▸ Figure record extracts
______
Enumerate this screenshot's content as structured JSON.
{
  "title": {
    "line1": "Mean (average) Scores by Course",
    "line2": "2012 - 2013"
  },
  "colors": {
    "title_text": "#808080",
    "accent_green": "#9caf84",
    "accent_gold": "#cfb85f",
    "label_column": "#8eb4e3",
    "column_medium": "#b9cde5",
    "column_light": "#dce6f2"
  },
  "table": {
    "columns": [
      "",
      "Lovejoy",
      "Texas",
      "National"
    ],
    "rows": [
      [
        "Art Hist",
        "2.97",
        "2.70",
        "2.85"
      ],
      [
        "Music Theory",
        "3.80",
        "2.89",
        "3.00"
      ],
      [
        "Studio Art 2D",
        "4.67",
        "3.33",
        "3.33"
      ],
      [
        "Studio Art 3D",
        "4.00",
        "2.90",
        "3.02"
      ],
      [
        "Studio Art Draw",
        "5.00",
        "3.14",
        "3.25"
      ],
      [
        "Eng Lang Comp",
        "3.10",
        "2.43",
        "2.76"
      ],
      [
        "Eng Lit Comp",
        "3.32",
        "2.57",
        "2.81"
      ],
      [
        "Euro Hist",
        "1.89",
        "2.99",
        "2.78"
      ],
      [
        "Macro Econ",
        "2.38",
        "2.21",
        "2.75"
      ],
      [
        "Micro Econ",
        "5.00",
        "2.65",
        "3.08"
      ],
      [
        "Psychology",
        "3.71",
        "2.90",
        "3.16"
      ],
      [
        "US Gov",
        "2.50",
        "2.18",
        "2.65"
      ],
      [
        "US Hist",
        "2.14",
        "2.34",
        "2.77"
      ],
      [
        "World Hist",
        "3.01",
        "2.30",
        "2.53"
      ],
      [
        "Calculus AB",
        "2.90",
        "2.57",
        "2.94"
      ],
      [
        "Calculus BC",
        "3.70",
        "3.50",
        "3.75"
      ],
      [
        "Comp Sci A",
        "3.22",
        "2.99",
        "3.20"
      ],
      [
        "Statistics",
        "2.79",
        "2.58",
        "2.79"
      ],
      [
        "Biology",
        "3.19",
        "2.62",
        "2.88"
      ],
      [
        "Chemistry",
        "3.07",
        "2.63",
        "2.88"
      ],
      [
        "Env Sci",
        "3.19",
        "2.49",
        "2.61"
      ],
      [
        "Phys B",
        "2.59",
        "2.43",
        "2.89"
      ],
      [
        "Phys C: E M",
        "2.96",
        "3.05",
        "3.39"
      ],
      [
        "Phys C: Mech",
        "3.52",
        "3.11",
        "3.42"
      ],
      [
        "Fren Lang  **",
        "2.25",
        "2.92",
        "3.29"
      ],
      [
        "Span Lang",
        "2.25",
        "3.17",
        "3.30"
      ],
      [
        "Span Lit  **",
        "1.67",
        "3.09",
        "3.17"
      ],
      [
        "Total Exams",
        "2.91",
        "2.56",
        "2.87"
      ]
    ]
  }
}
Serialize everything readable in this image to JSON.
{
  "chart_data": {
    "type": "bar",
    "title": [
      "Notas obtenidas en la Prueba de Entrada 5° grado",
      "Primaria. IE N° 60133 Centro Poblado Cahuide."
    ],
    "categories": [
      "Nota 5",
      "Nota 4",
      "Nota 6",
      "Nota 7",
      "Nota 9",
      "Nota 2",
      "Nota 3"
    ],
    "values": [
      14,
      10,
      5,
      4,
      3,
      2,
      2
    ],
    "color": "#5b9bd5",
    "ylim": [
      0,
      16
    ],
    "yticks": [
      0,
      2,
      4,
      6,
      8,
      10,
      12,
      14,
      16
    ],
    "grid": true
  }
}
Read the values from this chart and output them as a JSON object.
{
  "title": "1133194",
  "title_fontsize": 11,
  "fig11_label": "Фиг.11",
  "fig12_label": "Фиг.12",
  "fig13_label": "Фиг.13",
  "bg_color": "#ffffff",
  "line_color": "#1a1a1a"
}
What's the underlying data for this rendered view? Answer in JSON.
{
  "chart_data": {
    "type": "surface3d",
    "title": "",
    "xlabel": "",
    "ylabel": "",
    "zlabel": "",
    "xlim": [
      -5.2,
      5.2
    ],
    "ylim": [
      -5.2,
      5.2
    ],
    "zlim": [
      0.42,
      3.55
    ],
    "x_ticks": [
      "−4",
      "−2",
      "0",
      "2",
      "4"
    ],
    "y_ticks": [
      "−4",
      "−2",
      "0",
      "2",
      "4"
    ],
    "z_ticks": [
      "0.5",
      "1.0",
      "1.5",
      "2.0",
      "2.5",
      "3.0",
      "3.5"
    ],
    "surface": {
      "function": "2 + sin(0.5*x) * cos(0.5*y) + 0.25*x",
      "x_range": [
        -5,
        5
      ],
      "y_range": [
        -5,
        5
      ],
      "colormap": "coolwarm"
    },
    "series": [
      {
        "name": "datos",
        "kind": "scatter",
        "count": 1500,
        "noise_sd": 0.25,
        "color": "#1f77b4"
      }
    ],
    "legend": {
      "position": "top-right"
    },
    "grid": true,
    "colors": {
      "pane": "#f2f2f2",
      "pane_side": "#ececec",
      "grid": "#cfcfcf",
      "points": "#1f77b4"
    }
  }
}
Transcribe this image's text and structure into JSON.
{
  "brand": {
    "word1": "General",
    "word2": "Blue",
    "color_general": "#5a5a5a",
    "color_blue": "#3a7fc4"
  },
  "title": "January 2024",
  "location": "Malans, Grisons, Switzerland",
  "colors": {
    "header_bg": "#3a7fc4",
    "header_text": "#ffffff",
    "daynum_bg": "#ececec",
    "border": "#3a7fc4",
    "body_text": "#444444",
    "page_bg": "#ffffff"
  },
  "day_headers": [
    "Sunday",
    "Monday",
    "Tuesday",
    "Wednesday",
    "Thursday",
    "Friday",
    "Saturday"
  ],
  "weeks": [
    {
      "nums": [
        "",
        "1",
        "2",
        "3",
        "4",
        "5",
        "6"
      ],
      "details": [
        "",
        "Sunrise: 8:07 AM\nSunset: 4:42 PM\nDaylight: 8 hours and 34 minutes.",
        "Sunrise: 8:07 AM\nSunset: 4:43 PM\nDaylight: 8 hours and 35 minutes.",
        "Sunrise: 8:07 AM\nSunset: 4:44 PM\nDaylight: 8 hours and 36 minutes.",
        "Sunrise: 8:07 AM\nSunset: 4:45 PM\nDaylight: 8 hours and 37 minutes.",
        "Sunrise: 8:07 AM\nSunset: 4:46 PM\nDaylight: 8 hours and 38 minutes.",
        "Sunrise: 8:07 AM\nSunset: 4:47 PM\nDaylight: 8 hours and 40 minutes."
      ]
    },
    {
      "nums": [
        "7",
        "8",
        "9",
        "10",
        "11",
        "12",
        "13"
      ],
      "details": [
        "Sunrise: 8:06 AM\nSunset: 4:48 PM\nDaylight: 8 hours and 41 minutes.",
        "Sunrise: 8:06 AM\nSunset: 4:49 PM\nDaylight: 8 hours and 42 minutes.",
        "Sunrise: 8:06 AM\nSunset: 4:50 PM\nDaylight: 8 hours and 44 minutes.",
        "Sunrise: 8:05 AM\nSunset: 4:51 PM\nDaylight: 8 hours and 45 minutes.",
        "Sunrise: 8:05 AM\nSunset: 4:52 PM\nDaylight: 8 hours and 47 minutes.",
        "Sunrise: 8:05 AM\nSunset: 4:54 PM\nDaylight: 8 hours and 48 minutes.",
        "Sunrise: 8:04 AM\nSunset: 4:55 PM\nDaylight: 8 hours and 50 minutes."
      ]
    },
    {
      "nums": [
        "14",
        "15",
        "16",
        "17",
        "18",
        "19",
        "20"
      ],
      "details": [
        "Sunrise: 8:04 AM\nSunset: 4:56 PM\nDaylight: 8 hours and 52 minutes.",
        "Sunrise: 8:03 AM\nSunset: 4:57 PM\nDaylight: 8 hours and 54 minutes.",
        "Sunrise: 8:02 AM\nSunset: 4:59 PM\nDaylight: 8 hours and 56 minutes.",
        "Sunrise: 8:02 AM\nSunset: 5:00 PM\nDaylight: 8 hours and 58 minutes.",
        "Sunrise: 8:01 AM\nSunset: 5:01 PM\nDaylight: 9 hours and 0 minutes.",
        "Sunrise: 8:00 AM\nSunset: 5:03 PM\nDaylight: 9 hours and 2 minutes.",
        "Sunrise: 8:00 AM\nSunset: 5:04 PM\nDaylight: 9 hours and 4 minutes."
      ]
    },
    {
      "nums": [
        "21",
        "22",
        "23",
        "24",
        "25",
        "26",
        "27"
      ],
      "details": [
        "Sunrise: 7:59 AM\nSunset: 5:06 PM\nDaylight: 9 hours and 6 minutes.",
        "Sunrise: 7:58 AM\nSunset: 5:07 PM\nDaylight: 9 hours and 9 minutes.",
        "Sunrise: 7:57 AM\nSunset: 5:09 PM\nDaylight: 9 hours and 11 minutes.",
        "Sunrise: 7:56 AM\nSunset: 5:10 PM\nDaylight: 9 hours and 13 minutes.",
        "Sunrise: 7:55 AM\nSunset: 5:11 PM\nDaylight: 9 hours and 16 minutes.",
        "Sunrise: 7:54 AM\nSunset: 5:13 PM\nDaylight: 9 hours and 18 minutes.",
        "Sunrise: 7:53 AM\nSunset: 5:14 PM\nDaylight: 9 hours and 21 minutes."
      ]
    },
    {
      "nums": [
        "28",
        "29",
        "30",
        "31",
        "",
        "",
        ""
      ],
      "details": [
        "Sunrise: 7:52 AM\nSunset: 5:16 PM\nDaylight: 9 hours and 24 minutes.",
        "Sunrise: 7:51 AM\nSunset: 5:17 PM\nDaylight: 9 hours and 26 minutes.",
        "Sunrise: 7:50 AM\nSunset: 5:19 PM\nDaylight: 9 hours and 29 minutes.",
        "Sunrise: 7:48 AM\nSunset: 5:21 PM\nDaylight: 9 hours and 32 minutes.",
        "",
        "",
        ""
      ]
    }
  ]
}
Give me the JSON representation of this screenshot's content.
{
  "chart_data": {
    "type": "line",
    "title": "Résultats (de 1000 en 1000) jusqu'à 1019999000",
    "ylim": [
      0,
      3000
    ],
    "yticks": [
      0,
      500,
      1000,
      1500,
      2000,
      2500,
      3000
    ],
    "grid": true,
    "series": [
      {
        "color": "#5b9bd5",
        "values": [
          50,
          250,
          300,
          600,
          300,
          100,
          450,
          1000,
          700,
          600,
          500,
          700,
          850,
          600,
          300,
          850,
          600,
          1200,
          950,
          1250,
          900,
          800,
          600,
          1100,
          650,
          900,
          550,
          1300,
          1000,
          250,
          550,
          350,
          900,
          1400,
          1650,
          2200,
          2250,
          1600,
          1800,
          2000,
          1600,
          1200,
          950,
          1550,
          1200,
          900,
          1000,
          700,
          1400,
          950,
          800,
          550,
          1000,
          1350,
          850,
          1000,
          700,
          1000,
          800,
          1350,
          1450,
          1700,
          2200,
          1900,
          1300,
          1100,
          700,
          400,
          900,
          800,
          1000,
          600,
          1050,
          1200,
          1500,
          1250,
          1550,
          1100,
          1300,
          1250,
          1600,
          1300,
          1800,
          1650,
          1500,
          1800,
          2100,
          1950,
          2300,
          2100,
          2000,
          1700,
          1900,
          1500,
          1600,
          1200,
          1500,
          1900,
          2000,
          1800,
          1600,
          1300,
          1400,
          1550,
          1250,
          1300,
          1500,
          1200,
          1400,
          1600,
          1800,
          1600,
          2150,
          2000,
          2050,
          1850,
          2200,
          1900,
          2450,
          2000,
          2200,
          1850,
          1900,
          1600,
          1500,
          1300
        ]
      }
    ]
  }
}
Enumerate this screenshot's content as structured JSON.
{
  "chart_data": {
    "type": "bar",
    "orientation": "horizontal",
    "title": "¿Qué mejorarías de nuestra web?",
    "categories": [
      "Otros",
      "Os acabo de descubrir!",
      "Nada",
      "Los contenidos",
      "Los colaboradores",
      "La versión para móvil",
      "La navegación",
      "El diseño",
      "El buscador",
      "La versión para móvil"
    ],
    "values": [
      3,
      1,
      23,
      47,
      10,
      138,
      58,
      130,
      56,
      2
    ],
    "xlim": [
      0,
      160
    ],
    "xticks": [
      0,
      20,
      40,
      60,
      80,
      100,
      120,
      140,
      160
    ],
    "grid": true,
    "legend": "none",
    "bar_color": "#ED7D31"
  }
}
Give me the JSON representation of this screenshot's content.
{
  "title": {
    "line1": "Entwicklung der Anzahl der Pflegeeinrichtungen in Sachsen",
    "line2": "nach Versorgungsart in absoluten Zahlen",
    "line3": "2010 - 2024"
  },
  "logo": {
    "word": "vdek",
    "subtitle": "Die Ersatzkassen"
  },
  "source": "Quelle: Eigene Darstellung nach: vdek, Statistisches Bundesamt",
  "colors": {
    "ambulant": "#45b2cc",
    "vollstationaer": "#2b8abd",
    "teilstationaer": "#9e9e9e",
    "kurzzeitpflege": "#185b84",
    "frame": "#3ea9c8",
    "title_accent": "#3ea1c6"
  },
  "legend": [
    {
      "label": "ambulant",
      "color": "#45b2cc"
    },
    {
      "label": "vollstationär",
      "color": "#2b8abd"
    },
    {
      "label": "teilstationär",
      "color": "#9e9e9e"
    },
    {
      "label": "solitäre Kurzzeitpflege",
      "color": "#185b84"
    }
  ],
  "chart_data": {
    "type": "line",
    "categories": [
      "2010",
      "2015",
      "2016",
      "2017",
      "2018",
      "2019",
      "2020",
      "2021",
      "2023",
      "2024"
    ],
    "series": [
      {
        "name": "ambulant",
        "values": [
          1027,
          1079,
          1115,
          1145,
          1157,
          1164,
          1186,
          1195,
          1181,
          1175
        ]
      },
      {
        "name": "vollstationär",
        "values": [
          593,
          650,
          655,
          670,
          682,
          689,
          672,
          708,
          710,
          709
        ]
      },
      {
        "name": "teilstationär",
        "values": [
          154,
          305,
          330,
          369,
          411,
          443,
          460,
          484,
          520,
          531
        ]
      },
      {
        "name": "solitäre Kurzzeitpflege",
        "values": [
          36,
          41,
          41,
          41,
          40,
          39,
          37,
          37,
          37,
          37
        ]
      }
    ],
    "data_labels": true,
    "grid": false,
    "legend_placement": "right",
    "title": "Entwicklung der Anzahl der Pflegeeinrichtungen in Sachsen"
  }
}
______
From the data, list each line in which the string "vdek" appears.

    "word": "vdek",
  "source": "Quelle: Eigene Darstellung nach: vdek, Statistisches Bundesamt",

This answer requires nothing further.